→ **What is expected**: Where a line of the material contains the string "color", copy that line.

===== Information supplied =====

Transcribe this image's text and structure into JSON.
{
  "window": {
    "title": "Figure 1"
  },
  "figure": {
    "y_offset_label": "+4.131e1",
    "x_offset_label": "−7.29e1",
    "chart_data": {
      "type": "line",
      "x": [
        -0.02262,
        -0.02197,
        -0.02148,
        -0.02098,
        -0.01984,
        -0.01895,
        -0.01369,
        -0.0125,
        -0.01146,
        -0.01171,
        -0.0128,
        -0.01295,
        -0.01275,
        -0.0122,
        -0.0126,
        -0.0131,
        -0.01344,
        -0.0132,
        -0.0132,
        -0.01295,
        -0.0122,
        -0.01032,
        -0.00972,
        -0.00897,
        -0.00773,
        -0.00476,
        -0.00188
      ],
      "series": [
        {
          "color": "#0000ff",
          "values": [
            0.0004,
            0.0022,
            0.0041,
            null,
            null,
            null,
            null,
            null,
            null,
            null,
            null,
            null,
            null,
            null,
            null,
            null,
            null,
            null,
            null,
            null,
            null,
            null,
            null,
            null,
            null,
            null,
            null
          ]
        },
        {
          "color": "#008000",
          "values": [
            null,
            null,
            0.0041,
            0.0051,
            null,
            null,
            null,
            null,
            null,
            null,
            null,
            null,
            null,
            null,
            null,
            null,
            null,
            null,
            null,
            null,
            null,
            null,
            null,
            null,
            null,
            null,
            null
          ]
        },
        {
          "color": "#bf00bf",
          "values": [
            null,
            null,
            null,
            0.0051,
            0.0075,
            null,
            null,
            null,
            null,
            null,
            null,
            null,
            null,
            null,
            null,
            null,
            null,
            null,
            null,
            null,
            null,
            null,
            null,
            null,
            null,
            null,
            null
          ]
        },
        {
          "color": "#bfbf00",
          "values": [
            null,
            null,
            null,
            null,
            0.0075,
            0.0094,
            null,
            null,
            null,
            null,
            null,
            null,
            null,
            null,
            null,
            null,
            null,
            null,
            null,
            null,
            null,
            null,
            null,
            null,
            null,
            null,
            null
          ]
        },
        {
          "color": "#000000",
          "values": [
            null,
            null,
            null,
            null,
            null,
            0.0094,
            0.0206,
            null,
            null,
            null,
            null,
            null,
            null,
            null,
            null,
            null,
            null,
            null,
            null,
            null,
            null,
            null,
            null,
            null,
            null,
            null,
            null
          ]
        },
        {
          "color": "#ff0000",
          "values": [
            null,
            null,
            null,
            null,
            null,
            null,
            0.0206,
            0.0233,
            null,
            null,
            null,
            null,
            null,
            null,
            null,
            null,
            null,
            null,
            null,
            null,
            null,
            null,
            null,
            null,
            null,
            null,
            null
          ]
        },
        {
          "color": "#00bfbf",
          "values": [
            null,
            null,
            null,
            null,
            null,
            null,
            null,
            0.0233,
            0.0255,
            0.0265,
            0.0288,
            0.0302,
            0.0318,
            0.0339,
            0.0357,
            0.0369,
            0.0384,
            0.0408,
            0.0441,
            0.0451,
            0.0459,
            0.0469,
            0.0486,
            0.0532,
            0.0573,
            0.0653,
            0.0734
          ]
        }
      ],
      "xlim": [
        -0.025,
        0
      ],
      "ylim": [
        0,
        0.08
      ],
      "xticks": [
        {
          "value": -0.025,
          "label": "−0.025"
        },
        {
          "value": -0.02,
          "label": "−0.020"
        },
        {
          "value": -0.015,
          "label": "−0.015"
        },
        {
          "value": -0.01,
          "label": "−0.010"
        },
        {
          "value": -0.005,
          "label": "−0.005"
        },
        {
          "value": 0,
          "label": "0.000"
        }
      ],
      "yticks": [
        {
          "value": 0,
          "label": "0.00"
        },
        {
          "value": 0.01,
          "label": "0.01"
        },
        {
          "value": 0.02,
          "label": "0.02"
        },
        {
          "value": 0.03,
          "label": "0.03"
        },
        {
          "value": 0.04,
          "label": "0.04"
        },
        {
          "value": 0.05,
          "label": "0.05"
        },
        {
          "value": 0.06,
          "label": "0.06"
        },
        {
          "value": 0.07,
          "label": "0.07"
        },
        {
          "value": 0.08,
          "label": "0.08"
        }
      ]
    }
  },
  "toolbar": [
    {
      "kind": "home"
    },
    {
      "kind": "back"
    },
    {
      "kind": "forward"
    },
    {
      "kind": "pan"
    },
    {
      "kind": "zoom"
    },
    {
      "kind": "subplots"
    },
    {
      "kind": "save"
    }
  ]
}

=====

→ **Final result**:
          "color": "#0000ff",
          "color": "#008000",
          "color": "#bf00bf",
          "color": "#bfbf00",
          "color": "#000000",
          "color": "#ff0000",
          "color": "#00bfbf",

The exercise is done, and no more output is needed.